BEGIN Material to process

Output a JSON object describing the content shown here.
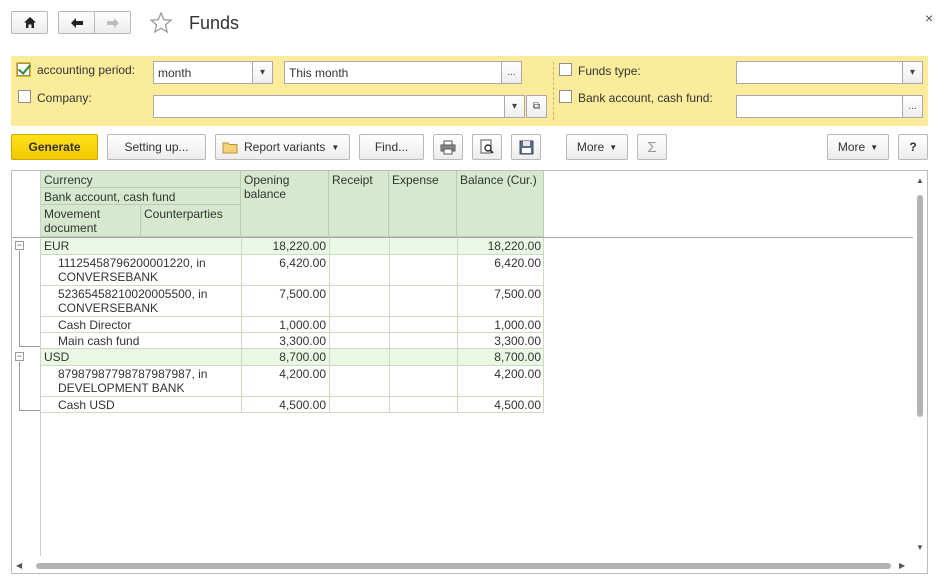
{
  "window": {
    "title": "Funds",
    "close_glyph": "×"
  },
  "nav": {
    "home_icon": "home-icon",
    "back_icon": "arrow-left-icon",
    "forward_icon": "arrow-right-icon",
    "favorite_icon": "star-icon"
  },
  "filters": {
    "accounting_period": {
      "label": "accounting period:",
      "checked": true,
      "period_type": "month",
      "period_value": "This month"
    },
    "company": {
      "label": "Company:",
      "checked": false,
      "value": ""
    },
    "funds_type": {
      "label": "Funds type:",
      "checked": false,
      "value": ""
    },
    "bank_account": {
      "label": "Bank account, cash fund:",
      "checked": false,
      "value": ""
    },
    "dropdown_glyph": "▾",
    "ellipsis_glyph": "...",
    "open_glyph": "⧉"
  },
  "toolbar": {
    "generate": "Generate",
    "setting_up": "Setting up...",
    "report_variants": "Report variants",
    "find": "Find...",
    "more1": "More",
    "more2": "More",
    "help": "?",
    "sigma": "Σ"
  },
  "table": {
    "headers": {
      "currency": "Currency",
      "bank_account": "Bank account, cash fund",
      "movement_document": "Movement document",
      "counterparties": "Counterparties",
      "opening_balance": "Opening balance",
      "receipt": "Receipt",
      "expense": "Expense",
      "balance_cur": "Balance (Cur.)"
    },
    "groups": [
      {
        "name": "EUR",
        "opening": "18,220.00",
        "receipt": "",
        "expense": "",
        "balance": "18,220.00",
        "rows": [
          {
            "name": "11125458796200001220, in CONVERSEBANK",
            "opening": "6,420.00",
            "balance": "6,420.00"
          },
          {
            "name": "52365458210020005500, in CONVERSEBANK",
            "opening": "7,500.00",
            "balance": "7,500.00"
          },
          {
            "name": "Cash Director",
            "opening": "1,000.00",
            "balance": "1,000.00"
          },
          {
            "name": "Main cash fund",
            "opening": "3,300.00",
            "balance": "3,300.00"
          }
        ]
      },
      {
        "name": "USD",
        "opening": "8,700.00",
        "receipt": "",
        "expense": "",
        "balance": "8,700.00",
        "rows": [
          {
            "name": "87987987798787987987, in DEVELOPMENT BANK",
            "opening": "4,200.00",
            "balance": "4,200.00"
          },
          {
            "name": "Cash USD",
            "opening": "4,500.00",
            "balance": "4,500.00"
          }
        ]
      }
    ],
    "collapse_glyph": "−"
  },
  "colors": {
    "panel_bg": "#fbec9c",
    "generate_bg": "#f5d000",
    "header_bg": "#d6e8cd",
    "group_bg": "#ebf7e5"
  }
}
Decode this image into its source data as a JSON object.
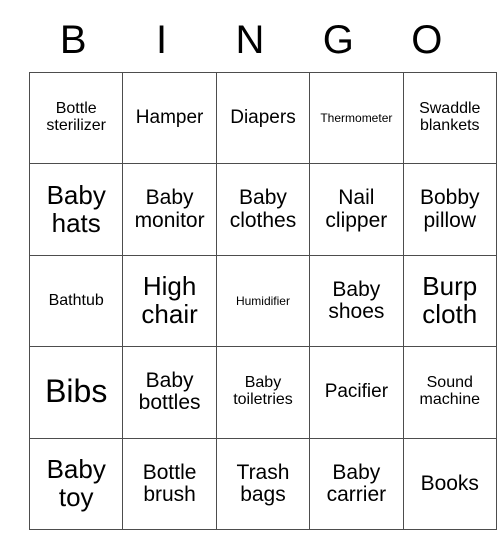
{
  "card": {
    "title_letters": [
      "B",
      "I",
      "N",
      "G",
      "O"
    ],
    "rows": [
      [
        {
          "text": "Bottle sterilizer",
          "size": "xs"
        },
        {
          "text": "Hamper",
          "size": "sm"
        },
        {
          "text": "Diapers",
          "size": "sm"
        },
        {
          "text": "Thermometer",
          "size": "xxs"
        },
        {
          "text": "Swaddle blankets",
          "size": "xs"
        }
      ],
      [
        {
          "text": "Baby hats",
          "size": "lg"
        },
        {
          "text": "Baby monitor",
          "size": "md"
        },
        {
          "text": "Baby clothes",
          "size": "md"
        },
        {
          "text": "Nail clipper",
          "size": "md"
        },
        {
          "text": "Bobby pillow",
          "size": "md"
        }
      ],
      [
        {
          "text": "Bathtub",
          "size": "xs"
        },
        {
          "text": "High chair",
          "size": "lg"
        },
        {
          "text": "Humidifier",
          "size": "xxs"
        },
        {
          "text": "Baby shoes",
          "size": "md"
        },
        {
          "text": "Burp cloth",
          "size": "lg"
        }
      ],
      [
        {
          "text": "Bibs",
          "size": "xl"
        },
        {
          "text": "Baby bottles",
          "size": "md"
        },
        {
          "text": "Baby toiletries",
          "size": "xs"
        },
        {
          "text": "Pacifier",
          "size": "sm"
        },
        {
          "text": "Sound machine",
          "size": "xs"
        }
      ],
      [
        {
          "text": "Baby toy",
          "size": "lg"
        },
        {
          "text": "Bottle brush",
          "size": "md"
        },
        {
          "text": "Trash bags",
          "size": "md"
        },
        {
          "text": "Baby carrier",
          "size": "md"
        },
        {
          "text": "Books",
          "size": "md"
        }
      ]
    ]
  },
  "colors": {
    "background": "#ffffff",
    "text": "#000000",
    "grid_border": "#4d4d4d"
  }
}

END Material to process

In the lines above, find each one with "month" and list it.

      "period_type": "month",
      "period_value": "This month"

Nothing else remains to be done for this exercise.